* begin Supplied information *

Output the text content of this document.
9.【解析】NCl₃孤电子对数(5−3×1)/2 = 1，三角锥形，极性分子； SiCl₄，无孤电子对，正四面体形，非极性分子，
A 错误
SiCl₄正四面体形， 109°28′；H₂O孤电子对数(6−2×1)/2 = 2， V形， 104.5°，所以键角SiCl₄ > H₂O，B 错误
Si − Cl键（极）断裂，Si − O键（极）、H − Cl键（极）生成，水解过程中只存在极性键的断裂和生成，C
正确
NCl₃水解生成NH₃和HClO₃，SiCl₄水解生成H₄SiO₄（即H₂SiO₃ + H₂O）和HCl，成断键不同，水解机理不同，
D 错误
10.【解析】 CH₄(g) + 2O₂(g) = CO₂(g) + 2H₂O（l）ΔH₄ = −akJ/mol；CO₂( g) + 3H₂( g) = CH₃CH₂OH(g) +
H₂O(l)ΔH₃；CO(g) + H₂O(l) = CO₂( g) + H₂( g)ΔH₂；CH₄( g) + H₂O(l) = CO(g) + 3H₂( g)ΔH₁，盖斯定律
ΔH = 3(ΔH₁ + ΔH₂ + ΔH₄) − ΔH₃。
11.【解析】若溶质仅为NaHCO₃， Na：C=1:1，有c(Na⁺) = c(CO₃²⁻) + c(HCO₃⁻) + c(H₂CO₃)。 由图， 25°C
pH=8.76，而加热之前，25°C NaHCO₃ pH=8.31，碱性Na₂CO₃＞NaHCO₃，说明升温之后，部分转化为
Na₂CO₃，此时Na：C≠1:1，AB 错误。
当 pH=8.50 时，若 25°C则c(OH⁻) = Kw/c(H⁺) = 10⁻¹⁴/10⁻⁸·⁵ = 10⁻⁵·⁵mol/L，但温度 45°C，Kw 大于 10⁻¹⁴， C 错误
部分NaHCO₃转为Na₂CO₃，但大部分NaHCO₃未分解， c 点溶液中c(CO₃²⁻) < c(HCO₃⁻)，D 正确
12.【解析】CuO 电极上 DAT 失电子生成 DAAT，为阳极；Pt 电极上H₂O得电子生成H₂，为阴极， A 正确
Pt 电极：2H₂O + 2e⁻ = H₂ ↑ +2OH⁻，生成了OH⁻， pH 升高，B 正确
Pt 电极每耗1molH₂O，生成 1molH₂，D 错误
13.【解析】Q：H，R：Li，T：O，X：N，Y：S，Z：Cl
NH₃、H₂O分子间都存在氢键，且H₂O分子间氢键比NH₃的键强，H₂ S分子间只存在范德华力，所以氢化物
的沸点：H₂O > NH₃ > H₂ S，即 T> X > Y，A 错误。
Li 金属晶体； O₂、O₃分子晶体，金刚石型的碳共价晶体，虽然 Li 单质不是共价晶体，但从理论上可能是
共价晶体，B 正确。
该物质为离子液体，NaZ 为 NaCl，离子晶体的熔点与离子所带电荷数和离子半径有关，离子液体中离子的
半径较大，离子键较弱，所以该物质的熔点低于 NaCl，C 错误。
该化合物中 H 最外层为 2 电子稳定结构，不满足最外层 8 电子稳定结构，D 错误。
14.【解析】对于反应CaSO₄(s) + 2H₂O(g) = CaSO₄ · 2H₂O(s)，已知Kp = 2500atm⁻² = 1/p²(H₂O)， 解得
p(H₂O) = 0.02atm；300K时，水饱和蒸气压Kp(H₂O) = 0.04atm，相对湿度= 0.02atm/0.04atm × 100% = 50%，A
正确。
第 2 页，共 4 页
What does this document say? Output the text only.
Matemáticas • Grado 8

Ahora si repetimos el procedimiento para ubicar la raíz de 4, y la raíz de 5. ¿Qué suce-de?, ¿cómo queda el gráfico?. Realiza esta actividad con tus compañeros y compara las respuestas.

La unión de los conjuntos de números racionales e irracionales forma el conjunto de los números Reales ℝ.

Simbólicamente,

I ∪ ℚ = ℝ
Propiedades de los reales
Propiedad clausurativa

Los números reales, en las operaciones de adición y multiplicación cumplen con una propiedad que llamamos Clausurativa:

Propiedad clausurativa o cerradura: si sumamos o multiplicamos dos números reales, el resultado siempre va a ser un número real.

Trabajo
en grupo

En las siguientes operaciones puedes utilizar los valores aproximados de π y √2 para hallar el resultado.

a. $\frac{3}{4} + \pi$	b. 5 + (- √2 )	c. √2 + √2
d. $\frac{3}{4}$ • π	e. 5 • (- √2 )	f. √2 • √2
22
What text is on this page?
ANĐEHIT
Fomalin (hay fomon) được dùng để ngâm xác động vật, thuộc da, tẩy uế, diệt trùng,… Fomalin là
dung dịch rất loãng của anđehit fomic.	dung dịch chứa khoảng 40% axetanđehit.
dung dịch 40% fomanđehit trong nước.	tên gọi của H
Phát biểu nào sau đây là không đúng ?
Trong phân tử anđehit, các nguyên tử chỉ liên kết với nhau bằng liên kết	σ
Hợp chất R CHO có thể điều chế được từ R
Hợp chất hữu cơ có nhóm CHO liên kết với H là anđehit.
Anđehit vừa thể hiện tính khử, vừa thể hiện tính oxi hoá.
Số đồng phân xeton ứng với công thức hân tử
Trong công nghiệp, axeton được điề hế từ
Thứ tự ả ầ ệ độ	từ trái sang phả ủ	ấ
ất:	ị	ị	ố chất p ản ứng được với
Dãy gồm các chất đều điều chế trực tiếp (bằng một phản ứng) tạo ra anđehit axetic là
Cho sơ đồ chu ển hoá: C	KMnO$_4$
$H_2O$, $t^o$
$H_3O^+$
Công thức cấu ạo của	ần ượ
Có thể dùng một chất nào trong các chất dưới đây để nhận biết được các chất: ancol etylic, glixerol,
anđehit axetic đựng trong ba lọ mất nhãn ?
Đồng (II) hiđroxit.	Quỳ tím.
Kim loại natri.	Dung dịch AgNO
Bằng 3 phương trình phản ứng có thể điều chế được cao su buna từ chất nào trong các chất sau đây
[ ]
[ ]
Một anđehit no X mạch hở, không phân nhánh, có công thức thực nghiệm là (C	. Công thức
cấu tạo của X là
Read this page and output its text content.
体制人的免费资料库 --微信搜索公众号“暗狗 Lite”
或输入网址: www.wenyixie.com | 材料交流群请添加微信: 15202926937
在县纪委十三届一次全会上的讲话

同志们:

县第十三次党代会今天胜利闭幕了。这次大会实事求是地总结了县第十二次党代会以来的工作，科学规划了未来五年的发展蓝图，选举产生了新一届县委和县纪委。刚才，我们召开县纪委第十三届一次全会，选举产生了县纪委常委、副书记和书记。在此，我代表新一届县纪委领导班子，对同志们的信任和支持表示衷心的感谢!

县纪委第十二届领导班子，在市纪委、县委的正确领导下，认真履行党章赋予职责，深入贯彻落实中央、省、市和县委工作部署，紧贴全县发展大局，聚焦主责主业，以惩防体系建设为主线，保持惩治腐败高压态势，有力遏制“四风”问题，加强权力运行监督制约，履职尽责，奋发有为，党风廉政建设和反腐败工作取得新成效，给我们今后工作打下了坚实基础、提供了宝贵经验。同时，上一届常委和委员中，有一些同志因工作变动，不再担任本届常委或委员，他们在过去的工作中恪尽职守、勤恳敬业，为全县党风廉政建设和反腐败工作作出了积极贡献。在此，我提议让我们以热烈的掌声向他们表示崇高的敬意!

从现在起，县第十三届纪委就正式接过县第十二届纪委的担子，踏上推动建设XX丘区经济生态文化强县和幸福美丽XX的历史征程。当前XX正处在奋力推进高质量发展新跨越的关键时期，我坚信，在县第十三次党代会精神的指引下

* end Supplied information *

*Problem*
Look through the data and gather every line with the string "dùng" in it.

*Written reply*
Fomalin (hay fomon) được dùng để ngâm xác động vật, thuộc da, tẩy uế, diệt trùng,… Fomalin là
Có thể dùng một chất nào trong các chất dưới đây để nhận biết được các chất: ancol etylic, glixerol,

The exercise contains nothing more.